(Raw records)

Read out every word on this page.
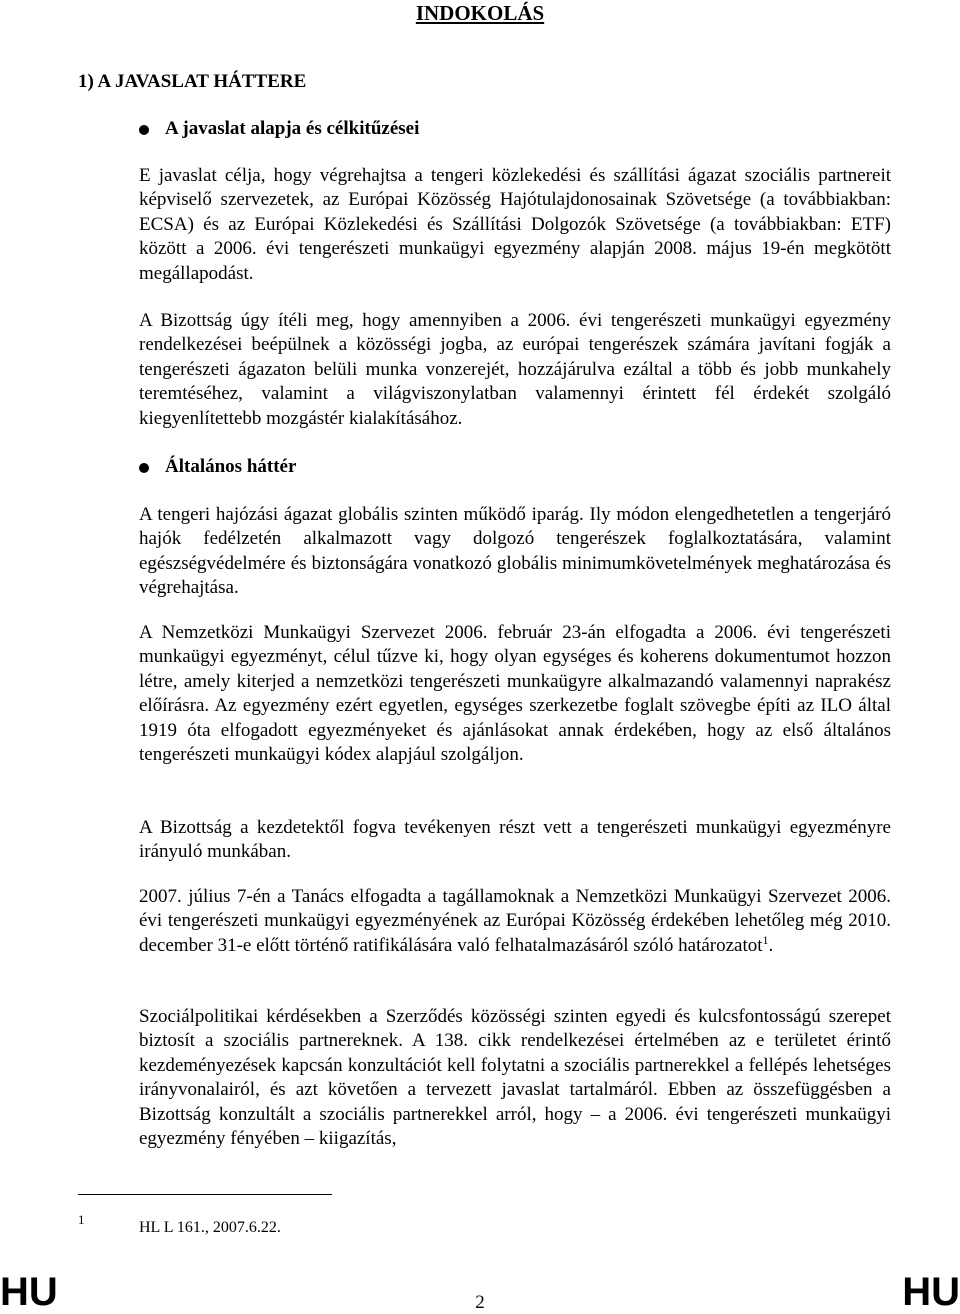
INDOKOLÁS
1) A JAVASLAT HÁTTERE
A javaslat alapja és célkitűzései

E javaslat célja, hogy végrehajtsa a tengeri közlekedési és szállítási ágazat szociális partnereit képviselő szervezetek, az Európai Közösség Hajótulajdonosainak Szövetsége (a továbbiakban: ECSA) és az Európai Közlekedési és Szállítási Dolgozók Szövetsége (a továbbiakban: ETF) között a 2006. évi tengerészeti munkaügyi egyezmény alapján 2008. május 19-én megkötött megállapodást.

A Bizottság úgy ítéli meg, hogy amennyiben a 2006. évi tengerészeti munkaügyi egyezmény rendelkezései beépülnek a közösségi jogba, az európai tengerészek számára javítani fogják a tengerészeti ágazaton belüli munka vonzerejét, hozzájárulva ezáltal a több és jobb munkahely teremtéséhez, valamint a világviszonylatban valamennyi érintett fél érdekét szolgáló kiegyenlítettebb mozgástér kialakításához.

Általános háttér

A tengeri hajózási ágazat globális szinten működő iparág. Ily módon elengedhetetlen a tengerjáró hajók fedélzetén alkalmazott vagy dolgozó tengerészek foglalkoztatására, valamint egészségvédelmére és biztonságára vonatkozó globális minimumkövetelmények meghatározása és végrehajtása.

A Nemzetközi Munkaügyi Szervezet 2006. február 23-án elfogadta a 2006. évi tengerészeti munkaügyi egyezményt, célul tűzve ki, hogy olyan egységes és koherens dokumentumot hozzon létre, amely kiterjed a nemzetközi tengerészeti munkaügyre alkalmazandó valamennyi naprakész előírásra. Az egyezmény ezért egyetlen, egységes szerkezetbe foglalt szövegbe építi az ILO által 1919 óta elfogadott egyezményeket és ajánlásokat annak érdekében, hogy az első általános tengerészeti munkaügyi kódex alapjául szolgáljon.

A Bizottság a kezdetektől fogva tevékenyen részt vett a tengerészeti munkaügyi egyezményre irányuló munkában.

2007. július 7-én a Tanács elfogadta a tagállamoknak a Nemzetközi Munkaügyi Szervezet 2006. évi tengerészeti munkaügyi egyezményének az Európai Közösség érdekében lehetőleg még 2010. december 31-e előtt történő ratifikálására való felhatalmazásáról szóló határozatot$^1$.

Szociálpolitikai kérdésekben a Szerződés közösségi szinten egyedi és kulcsfontosságú szerepet biztosít a szociális partnereknek. A 138. cikk rendelkezései értelmében az e területet érintő kezdeményezések kapcsán konzultációt kell folytatni a szociális partnerekkel a fellépés lehetséges irányvonalairól, és azt követően a tervezett javaslat tartalmáról. Ebben az összefüggésben a Bizottság konzultált a szociális partnerekkel arról, hogy – a 2006. évi tengerészeti munkaügyi egyezmény fényében – kiigazítás,

1	HL L 161., 2007.6.22.
HU	2	HU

• **What you will do**
Show, from the listing above, each line that contains the word "közösségi".

• **The solution**
A Bizottság úgy ítéli meg, hogy amennyiben a 2006. évi tengerészeti munkaügyi egyezmény rendelkezései beépülnek a közösségi jogba, az európai tengerészek számára javítani fogják a tengerészeti ágazaton belüli munka vonzerejét, hozzájárulva ezáltal a több és jobb munkahely teremtéséhez, valamint a világviszonylatban valamennyi érintett fél érdekét szolgáló kiegyenlítettebb mozgástér kialakításához.
Szociálpolitikai kérdésekben a Szerződés közösségi szinten egyedi és kulcsfontosságú szerepet biztosít a szociális partnereknek. A 138. cikk rendelkezései értelmében az e területet érintő kezdeményezések kapcsán konzultációt kell folytatni a szociális partnerekkel a fellépés lehetséges irányvonalairól, és azt követően a tervezett javaslat tartalmáról. Ebben az összefüggésben a Bizottság konzultált a szociális partnerekkel arról, hogy – a 2006. évi tengerészeti munkaügyi egyezmény fényében – kiigazítás,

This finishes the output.